_What the task requires_:
Print the listing that follows, character for character.

_Available records_:
>> Start

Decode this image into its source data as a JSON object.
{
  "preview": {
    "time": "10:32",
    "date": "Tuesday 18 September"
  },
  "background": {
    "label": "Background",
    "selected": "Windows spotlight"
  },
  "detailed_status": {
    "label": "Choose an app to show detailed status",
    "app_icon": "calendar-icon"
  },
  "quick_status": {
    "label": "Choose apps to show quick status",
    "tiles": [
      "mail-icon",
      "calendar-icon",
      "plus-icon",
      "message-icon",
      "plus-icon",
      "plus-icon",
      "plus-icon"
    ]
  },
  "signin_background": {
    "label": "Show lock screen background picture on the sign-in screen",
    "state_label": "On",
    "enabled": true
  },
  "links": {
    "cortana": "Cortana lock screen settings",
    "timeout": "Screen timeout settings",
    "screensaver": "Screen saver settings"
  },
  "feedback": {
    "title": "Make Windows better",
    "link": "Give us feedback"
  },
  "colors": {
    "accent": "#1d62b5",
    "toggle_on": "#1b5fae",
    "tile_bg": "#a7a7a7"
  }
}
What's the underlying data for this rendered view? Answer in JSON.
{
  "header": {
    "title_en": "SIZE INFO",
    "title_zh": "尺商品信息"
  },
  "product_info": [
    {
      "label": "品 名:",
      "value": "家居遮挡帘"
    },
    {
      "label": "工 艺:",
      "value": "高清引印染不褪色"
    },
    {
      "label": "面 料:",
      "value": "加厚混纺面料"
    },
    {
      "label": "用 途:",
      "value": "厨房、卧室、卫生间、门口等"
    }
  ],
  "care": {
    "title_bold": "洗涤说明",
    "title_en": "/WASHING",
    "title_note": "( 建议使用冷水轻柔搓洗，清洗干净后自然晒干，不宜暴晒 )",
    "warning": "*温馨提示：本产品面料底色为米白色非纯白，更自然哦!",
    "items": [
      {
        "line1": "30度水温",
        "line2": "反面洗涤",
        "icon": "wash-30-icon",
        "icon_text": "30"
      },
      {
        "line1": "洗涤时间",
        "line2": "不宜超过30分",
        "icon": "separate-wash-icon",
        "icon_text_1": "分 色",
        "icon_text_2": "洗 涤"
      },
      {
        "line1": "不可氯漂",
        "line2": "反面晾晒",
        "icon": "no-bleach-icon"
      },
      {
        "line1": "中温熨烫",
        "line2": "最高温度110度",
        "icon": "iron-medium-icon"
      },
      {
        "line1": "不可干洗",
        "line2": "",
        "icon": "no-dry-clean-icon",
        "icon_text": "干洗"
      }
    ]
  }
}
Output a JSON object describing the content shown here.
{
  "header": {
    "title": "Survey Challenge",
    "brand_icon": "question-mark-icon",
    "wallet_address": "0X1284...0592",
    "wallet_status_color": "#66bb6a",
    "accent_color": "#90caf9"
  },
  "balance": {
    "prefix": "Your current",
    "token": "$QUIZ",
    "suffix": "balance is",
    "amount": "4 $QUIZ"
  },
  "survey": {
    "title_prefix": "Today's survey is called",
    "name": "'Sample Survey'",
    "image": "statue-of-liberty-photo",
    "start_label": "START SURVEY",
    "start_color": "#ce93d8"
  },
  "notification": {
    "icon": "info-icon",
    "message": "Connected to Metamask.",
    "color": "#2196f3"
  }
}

>> End

_Problem solution_:
Decode this image into its source data as a JSON object.
{
  "preview": {
    "time": "10:32",
    "date": "Tuesday 18 September"
  },
  "background": {
    "label": "Background",
    "selected": "Windows spotlight"
  },
  "detailed_status": {
    "label": "Choose an app to show detailed status",
    "app_icon": "calendar-icon"
  },
  "quick_status": {
    "label": "Choose apps to show quick status",
    "tiles": [
      "mail-icon",
      "calendar-icon",
      "plus-icon",
      "message-icon",
      "plus-icon",
      "plus-icon",
      "plus-icon"
    ]
  },
  "signin_background": {
    "label": "Show lock screen background picture on the sign-in screen",
    "state_label": "On",
    "enabled": true
  },
  "links": {
    "cortana": "Cortana lock screen settings",
    "timeout": "Screen timeout settings",
    "screensaver": "Screen saver settings"
  },
  "feedback": {
    "title": "Make Windows better",
    "link": "Give us feedback"
  },
  "colors": {
    "accent": "#1d62b5",
    "toggle_on": "#1b5fae",
    "tile_bg": "#a7a7a7"
  }
}
What's the underlying data for this rendered view? Answer in JSON.
{
  "header": {
    "title_en": "SIZE INFO",
    "title_zh": "尺商品信息"
  },
  "product_info": [
    {
      "label": "品 名:",
      "value": "家居遮挡帘"
    },
    {
      "label": "工 艺:",
      "value": "高清引印染不褪色"
    },
    {
      "label": "面 料:",
      "value": "加厚混纺面料"
    },
    {
      "label": "用 途:",
      "value": "厨房、卧室、卫生间、门口等"
    }
  ],
  "care": {
    "title_bold": "洗涤说明",
    "title_en": "/WASHING",
    "title_note": "( 建议使用冷水轻柔搓洗，清洗干净后自然晒干，不宜暴晒 )",
    "warning": "*温馨提示：本产品面料底色为米白色非纯白，更自然哦!",
    "items": [
      {
        "line1": "30度水温",
        "line2": "反面洗涤",
        "icon": "wash-30-icon",
        "icon_text": "30"
      },
      {
        "line1": "洗涤时间",
        "line2": "不宜超过30分",
        "icon": "separate-wash-icon",
        "icon_text_1": "分 色",
        "icon_text_2": "洗 涤"
      },
      {
        "line1": "不可氯漂",
        "line2": "反面晾晒",
        "icon": "no-bleach-icon"
      },
      {
        "line1": "中温熨烫",
        "line2": "最高温度110度",
        "icon": "iron-medium-icon"
      },
      {
        "line1": "不可干洗",
        "line2": "",
        "icon": "no-dry-clean-icon",
        "icon_text": "干洗"
      }
    ]
  }
}
Output a JSON object describing the content shown here.
{
  "header": {
    "title": "Survey Challenge",
    "brand_icon": "question-mark-icon",
    "wallet_address": "0X1284...0592",
    "wallet_status_color": "#66bb6a",
    "accent_color": "#90caf9"
  },
  "balance": {
    "prefix": "Your current",
    "token": "$QUIZ",
    "suffix": "balance is",
    "amount": "4 $QUIZ"
  },
  "survey": {
    "title_prefix": "Today's survey is called",
    "name": "'Sample Survey'",
    "image": "statue-of-liberty-photo",
    "start_label": "START SURVEY",
    "start_color": "#ce93d8"
  },
  "notification": {
    "icon": "info-icon",
    "message": "Connected to Metamask.",
    "color": "#2196f3"
  }
}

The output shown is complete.